→ AUFGABE A
Würden Sie aus den Datensätzen den Abschnitt wörtlich zitieren, der mit der Zeile beginnt, die „volume-bar (587, 412, 594, 464)“ enthält, und mit der Zeile endet, die „candle-body (552, 171, 559, 187)“ enthält, beide Zeilen eingeschlossen?

→ LESETEXT
Unsa Senf

Krise oder keine Krise? Auf jeden Fall ein paar Probleme

11.11.2017, 10:31 Uhr von:  Sascha
Krise oder keine Krise? Auf jeden Fall ein paar Probleme
Gejubelt wurde nach Apfiff schon länger nicht mehr

So fulminant der Saisonstart, so ernüchternd waren die letzten Auftritte unserer Mannschaft. Und wie immer gibt es nicht den einen Grund, den man ganz leicht abstellen kann. Eine Analyse.

→ AUFGABE B
Können Sie den Lesetext über die Probleme der Mannschaft vollständig und unverändert abdrucken?

[Listen von Elementen und Bereichen]
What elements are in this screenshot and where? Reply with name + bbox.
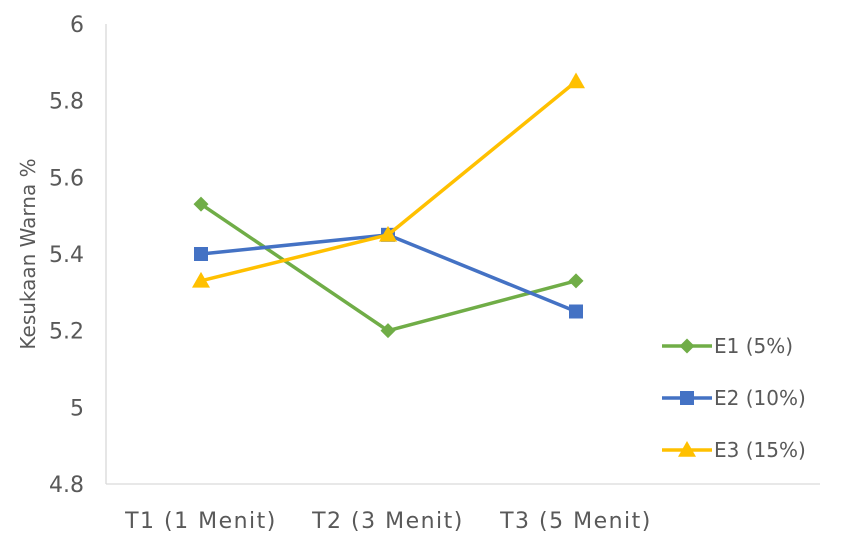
data-point bbox=[193, 196, 209, 212]
legend-marker bbox=[679, 338, 695, 354]
x-tick-label: T2 (3 Menit) bbox=[311, 509, 464, 534]
data-point bbox=[192, 271, 210, 288]
y-tick-label: 6 bbox=[70, 13, 84, 38]
y-tick-label: 5.8 bbox=[49, 90, 84, 115]
legend-item: E2 (10%) bbox=[662, 386, 806, 410]
series-3 bbox=[192, 72, 585, 288]
y-tick-label: 5.2 bbox=[49, 320, 84, 345]
y-tick-label: 4.8 bbox=[49, 473, 84, 498]
chart-axes bbox=[105, 24, 820, 485]
legend: E1 (5%) E2 (10%) E3 (15%) bbox=[662, 334, 806, 462]
x-tick-label: T1 (1 Menit) bbox=[124, 509, 277, 534]
series-line bbox=[199, 233, 578, 314]
series-line bbox=[199, 79, 578, 283]
legend-label: E1 (5%) bbox=[714, 334, 793, 358]
legend-marker bbox=[678, 441, 696, 457]
series-layer bbox=[192, 72, 585, 339]
legend-label: E3 (15%) bbox=[714, 438, 806, 462]
data-point bbox=[568, 273, 584, 289]
legend-item: E3 (15%) bbox=[662, 438, 806, 462]
y-axis-title: Kesukaan Warna % bbox=[16, 158, 40, 349]
y-tick-label: 5.6 bbox=[49, 166, 84, 191]
y-tick-label: 5.4 bbox=[49, 243, 84, 268]
data-point bbox=[567, 72, 585, 89]
x-tick-label: T3 (5 Menit) bbox=[499, 509, 652, 534]
data-point bbox=[379, 225, 397, 242]
legend-marker bbox=[680, 391, 694, 405]
data-point bbox=[569, 304, 583, 319]
data-point bbox=[194, 247, 208, 261]
y-tick-label: 5 bbox=[70, 396, 84, 421]
data-point bbox=[380, 323, 396, 339]
y-axis-ticks: 4.8 5 5.2 5.4 5.6 5.8 6 bbox=[49, 13, 84, 498]
x-axis-ticks: T1 (1 Menit) T2 (3 Menit) T3 (5 Menit) bbox=[124, 509, 652, 534]
legend-label: E2 (10%) bbox=[714, 386, 806, 410]
legend-item: E1 (5%) bbox=[662, 334, 793, 358]
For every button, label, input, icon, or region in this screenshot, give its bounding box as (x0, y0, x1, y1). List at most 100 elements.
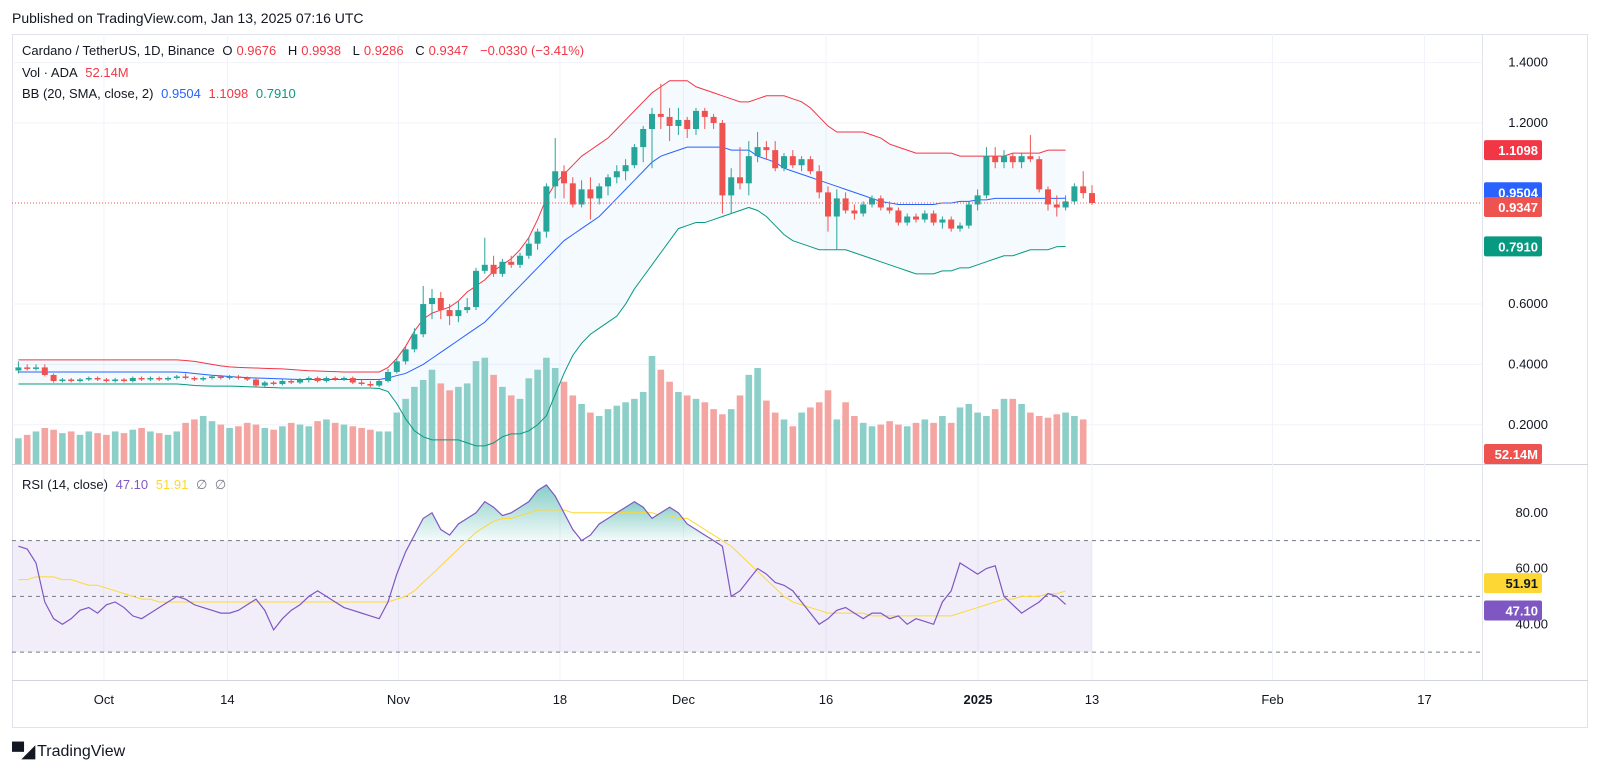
volume-bar (587, 412, 594, 464)
time-tick-label: 16 (819, 692, 833, 707)
candle-body (182, 376, 189, 378)
candle-body (657, 113, 664, 117)
rsi-legend: RSI (14, close) 47.10 51.91 ∅ ∅ (22, 477, 230, 493)
candle-body (235, 376, 242, 378)
candle-body (200, 377, 207, 380)
rsi-ma-badge: 51.91 (1484, 573, 1542, 594)
candle-body (842, 198, 849, 211)
volume-bar (472, 361, 480, 464)
volume-bar (437, 383, 445, 464)
candle-body (851, 210, 858, 214)
candle-body (279, 381, 286, 385)
candle-body (103, 379, 110, 382)
candle-body (517, 255, 523, 265)
candle-body (869, 198, 875, 205)
candle-body (684, 119, 691, 129)
volume-bar (798, 412, 805, 464)
volume-bar (991, 409, 999, 464)
candle-body (552, 171, 559, 187)
volume-bar (719, 414, 726, 464)
volume-bar (604, 409, 612, 464)
candle-body (464, 307, 471, 311)
candle-body (1045, 189, 1051, 205)
candle-body (649, 113, 655, 129)
ohlc-high: H 0.9938 (287, 43, 341, 58)
chart-canvas[interactable]: 1.4000 1.2000 0.6000 0.4000 0.2000 Oct 14 Nov 18… (12, 34, 1588, 728)
rsi-tick-label: 60.00 (1515, 561, 1548, 576)
candle-body (94, 377, 101, 380)
svg-text:0.9347: 0.9347 (1498, 200, 1538, 215)
candle-body (358, 382, 365, 385)
time-tick-label: 13 (1085, 692, 1099, 707)
candle-body (323, 377, 330, 382)
candle-body (833, 198, 840, 217)
candle-body (59, 379, 66, 382)
volume-bar (1044, 417, 1052, 464)
volume-bar (613, 405, 621, 464)
candle-body (578, 189, 585, 205)
bb-basis-value: 0.9504 (161, 86, 201, 101)
candle-body (217, 376, 224, 378)
candle-body (965, 204, 972, 226)
candle-body (1089, 193, 1095, 204)
tradingview-logo[interactable]: ▀◢ TradingView (12, 742, 125, 762)
candle-body (253, 379, 259, 386)
volume-bar (129, 429, 137, 464)
volume-bar (1071, 416, 1078, 464)
candle-body (701, 110, 708, 117)
volume-bar (323, 419, 330, 464)
candle-body (983, 156, 990, 196)
main-legend: Cardano / TetherUS, 1D, Binance O 0.9676 … (22, 43, 588, 58)
volume-bar (490, 374, 497, 464)
volume-bar (851, 416, 858, 464)
volume-bar (736, 395, 744, 464)
volume-bar (622, 402, 629, 464)
volume-bar (182, 422, 189, 464)
volume-bar (235, 426, 242, 464)
volume-bar (50, 429, 57, 464)
volume-bar (367, 429, 374, 464)
volume-bar (639, 392, 647, 464)
volume-bar (983, 416, 990, 464)
candle-body (341, 377, 347, 380)
candle-body (244, 377, 251, 380)
candle-body (147, 377, 154, 380)
volume-bar (111, 431, 119, 464)
volume-value: 52.14M (85, 65, 129, 80)
symbol-title[interactable]: Cardano / TetherUS, 1D, Binance (22, 43, 215, 58)
volume-bar (481, 357, 489, 464)
rsi-line (18, 484, 1067, 631)
volume-bar (1035, 416, 1043, 464)
volume-bar (331, 422, 339, 464)
candle-body (261, 382, 268, 386)
candle-body (596, 186, 603, 199)
volume-bar (375, 431, 383, 464)
candle-body (781, 156, 787, 169)
candle-body (481, 264, 488, 271)
candle-body (605, 177, 611, 187)
candle-body (41, 367, 48, 375)
bb-legend: BB (20, SMA, close, 2) 0.9504 1.1098 0.7… (22, 86, 300, 101)
rsi-value-badge: 47.10 (1484, 600, 1542, 621)
bb-label[interactable]: BB (20, SMA, close, 2) (22, 86, 154, 101)
price-change: −0.0330 (−3.41%) (480, 43, 585, 58)
volume-bar (921, 419, 929, 464)
candle-body (525, 243, 532, 256)
volume-bar (455, 386, 462, 464)
volume-bar (287, 422, 295, 464)
volume-bar (428, 369, 436, 464)
volume-bar (349, 426, 357, 464)
volume-bar (59, 433, 66, 464)
rsi-label[interactable]: RSI (14, close) (22, 477, 108, 492)
volume-bar (120, 433, 128, 464)
volume-bar (1053, 414, 1061, 464)
volume-bar (358, 428, 365, 464)
volume-bar (683, 395, 691, 464)
candle-body (138, 377, 145, 380)
volume-label[interactable]: Vol · ADA (22, 65, 78, 80)
candle-body (561, 171, 567, 184)
price-tick-label: 0.4000 (1508, 356, 1548, 371)
volume-bar (648, 356, 656, 464)
price-tick-label: 0.6000 (1508, 296, 1548, 311)
time-tick-label: Oct (94, 692, 115, 707)
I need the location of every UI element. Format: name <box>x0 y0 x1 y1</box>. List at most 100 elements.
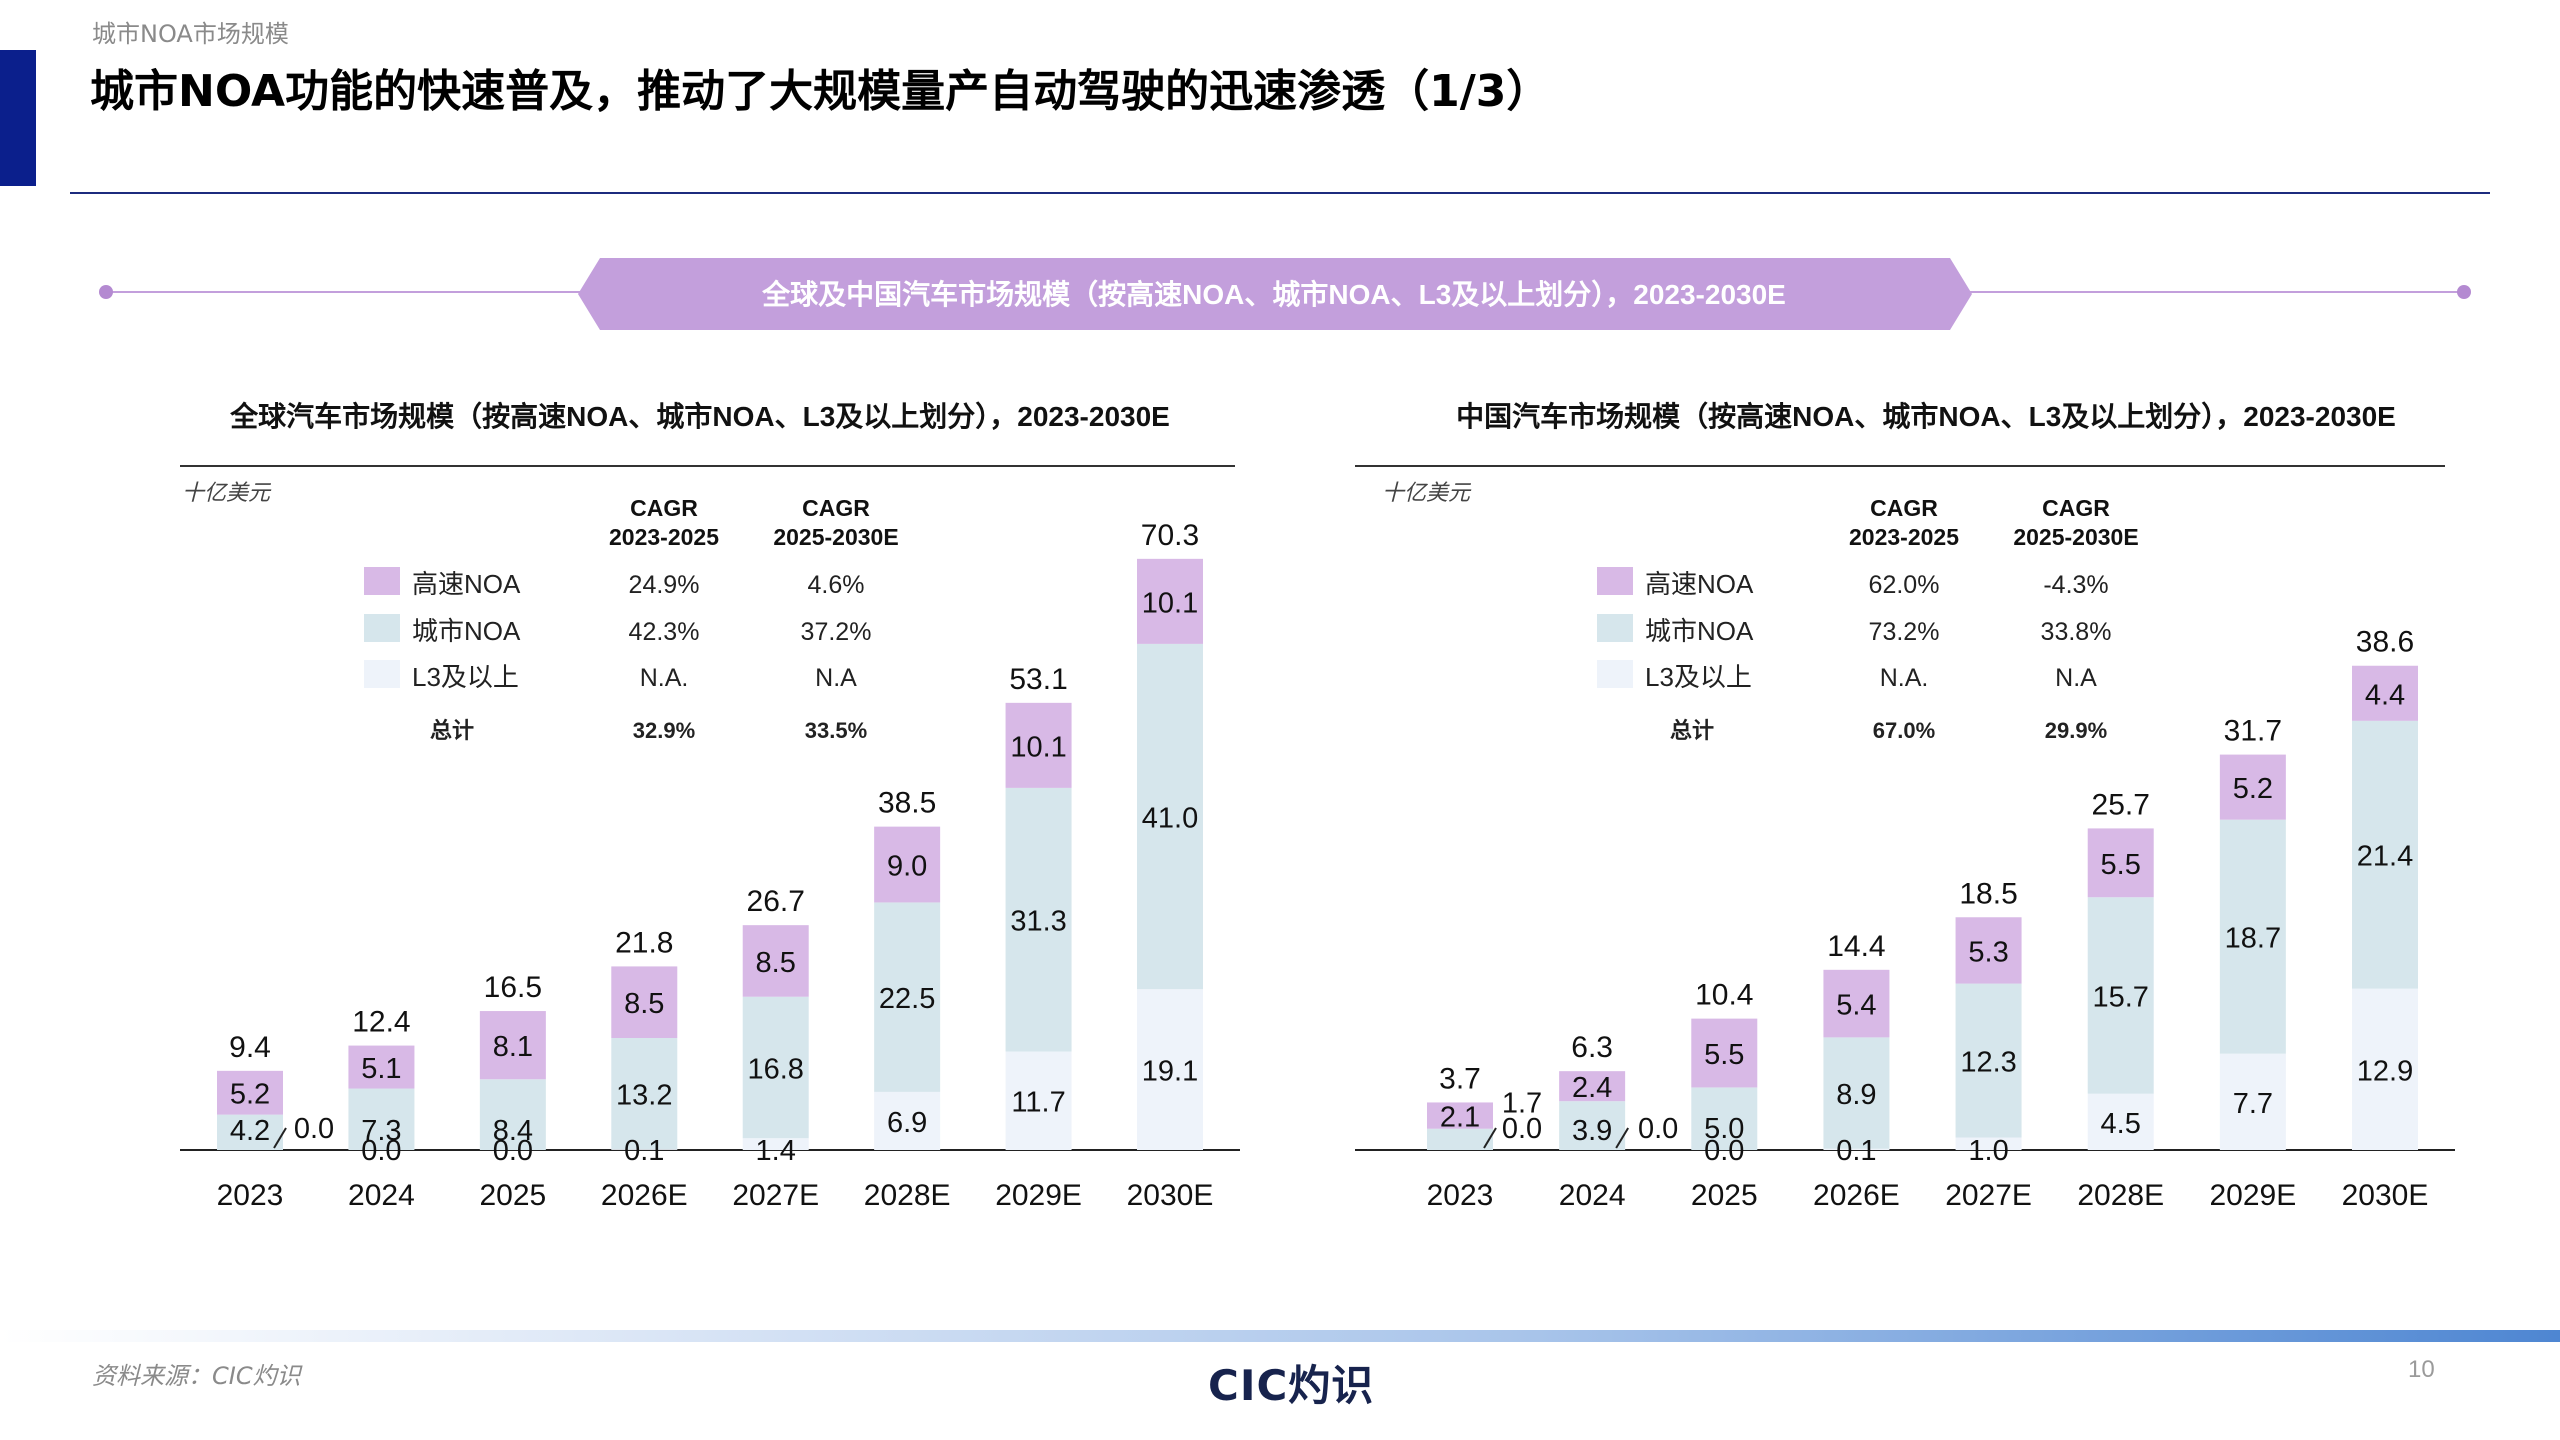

→ VOLLSTÄNDIGE LÖSUNG A
volume-bar (587, 412, 594, 464)
time-tick-label: 16 (819, 692, 833, 707)
candle-body (182, 376, 189, 378)
candle-body (657, 113, 664, 117)
rsi-legend: RSI (14, close) 47.10 51.91 ∅ ∅ (22, 477, 230, 493)
candle-body (235, 376, 242, 378)
candle-body (200, 377, 207, 380)
rsi-ma-badge: 51.91 (1484, 573, 1542, 594)
candle-body (842, 198, 849, 211)
volume-bar (472, 361, 480, 464)
volume-bar (437, 383, 445, 464)
candle-body (851, 210, 858, 214)
candle-body (279, 381, 286, 385)
candle-body (103, 379, 110, 382)
candle-body (517, 255, 523, 265)
candle-body (869, 198, 875, 205)
candle-body (684, 119, 691, 129)
volume-bar (798, 412, 805, 464)
volume-bar (991, 409, 999, 464)
candle-body (552, 171, 559, 187)

→ VOLLSTÄNDIGE LÖSUNG B
Unsa Senf

Krise oder keine Krise? Auf jeden Fall ein paar Probleme

11.11.2017, 10:31 Uhr von:  Sascha
Krise oder keine Krise? Auf jeden Fall ein paar Probleme
Gejubelt wurde nach Apfiff schon länger nicht mehr

So fulminant der Saisonstart, so ernüchternd waren die letzten Auftritte unserer Mannschaft. Und wie immer gibt es nicht den einen Grund, den man ganz leicht abstellen kann. Eine Analyse.